▶ [SUPPLIED ENTRIES]:
####
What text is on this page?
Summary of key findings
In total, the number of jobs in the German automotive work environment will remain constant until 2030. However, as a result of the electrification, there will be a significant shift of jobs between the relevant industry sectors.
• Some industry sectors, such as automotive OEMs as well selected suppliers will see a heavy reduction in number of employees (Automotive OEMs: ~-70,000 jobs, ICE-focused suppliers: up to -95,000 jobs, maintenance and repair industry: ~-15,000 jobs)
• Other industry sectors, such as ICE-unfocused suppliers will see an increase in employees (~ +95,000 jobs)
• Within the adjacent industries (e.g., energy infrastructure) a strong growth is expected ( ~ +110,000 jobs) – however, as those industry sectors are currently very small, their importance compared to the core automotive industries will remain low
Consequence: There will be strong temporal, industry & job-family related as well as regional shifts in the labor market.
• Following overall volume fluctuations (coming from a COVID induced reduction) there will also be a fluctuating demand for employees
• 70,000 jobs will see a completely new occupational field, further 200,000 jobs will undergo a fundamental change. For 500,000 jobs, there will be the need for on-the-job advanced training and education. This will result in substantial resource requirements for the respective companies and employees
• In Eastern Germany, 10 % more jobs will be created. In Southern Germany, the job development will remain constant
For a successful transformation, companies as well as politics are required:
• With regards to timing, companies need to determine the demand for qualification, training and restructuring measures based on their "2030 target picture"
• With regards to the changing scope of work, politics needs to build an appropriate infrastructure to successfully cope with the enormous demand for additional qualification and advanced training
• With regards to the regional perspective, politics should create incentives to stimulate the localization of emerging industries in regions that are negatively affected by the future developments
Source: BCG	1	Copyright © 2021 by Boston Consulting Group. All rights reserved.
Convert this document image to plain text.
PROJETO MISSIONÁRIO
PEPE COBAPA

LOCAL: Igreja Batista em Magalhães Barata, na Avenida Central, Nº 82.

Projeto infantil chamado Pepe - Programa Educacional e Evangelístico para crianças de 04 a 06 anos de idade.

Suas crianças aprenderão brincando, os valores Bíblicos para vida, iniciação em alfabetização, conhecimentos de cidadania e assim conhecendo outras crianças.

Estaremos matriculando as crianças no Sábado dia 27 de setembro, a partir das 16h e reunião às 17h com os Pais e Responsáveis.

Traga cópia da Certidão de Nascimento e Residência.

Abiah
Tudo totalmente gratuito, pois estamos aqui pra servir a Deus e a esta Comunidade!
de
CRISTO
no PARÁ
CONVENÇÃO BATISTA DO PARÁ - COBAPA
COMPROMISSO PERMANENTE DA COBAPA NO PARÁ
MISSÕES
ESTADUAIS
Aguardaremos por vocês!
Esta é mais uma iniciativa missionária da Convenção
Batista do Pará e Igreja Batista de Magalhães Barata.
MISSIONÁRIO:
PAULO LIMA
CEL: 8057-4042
####
Return each line of the data exactly as written above.

▶ [RESPONSE FOR THIS EXERCISE]:
What text is on this page?
Summary of key findings
In total, the number of jobs in the German automotive work environment will remain constant until 2030. However, as a result of the electrification, there will be a significant shift of jobs between the relevant industry sectors.
• Some industry sectors, such as automotive OEMs as well selected suppliers will see a heavy reduction in number of employees (Automotive OEMs: ~-70,000 jobs, ICE-focused suppliers: up to -95,000 jobs, maintenance and repair industry: ~-15,000 jobs)
• Other industry sectors, such as ICE-unfocused suppliers will see an increase in employees (~ +95,000 jobs)
• Within the adjacent industries (e.g., energy infrastructure) a strong growth is expected ( ~ +110,000 jobs) – however, as those industry sectors are currently very small, their importance compared to the core automotive industries will remain low
Consequence: There will be strong temporal, industry & job-family related as well as regional shifts in the labor market.
• Following overall volume fluctuations (coming from a COVID induced reduction) there will also be a fluctuating demand for employees
• 70,000 jobs will see a completely new occupational field, further 200,000 jobs will undergo a fundamental change. For 500,000 jobs, there will be the need for on-the-job advanced training and education. This will result in substantial resource requirements for the respective companies and employees
• In Eastern Germany, 10 % more jobs will be created. In Southern Germany, the job development will remain constant
For a successful transformation, companies as well as politics are required:
• With regards to timing, companies need to determine the demand for qualification, training and restructuring measures based on their "2030 target picture"
• With regards to the changing scope of work, politics needs to build an appropriate infrastructure to successfully cope with the enormous demand for additional qualification and advanced training
• With regards to the regional perspective, politics should create incentives to stimulate the localization of emerging industries in regions that are negatively affected by the future developments
Source: BCG	1	Copyright © 2021 by Boston Consulting Group. All rights reserved.
Convert this document image to plain text.
PROJETO MISSIONÁRIO
PEPE COBAPA

LOCAL: Igreja Batista em Magalhães Barata, na Avenida Central, Nº 82.

Projeto infantil chamado Pepe - Programa Educacional e Evangelístico para crianças de 04 a 06 anos de idade.

Suas crianças aprenderão brincando, os valores Bíblicos para vida, iniciação em alfabetização, conhecimentos de cidadania e assim conhecendo outras crianças.

Estaremos matriculando as crianças no Sábado dia 27 de setembro, a partir das 16h e reunião às 17h com os Pais e Responsáveis.

Traga cópia da Certidão de Nascimento e Residência.

Abiah
Tudo totalmente gratuito, pois estamos aqui pra servir a Deus e a esta Comunidade!
de
CRISTO
no PARÁ
CONVENÇÃO BATISTA DO PARÁ - COBAPA
COMPROMISSO PERMANENTE DA COBAPA NO PARÁ
MISSÕES
ESTADUAIS
Aguardaremos por vocês!
Esta é mais uma iniciativa missionária da Convenção
Batista do Pará e Igreja Batista de Magalhães Barata.
MISSIONÁRIO:
PAULO LIMA
CEL: 8057-4042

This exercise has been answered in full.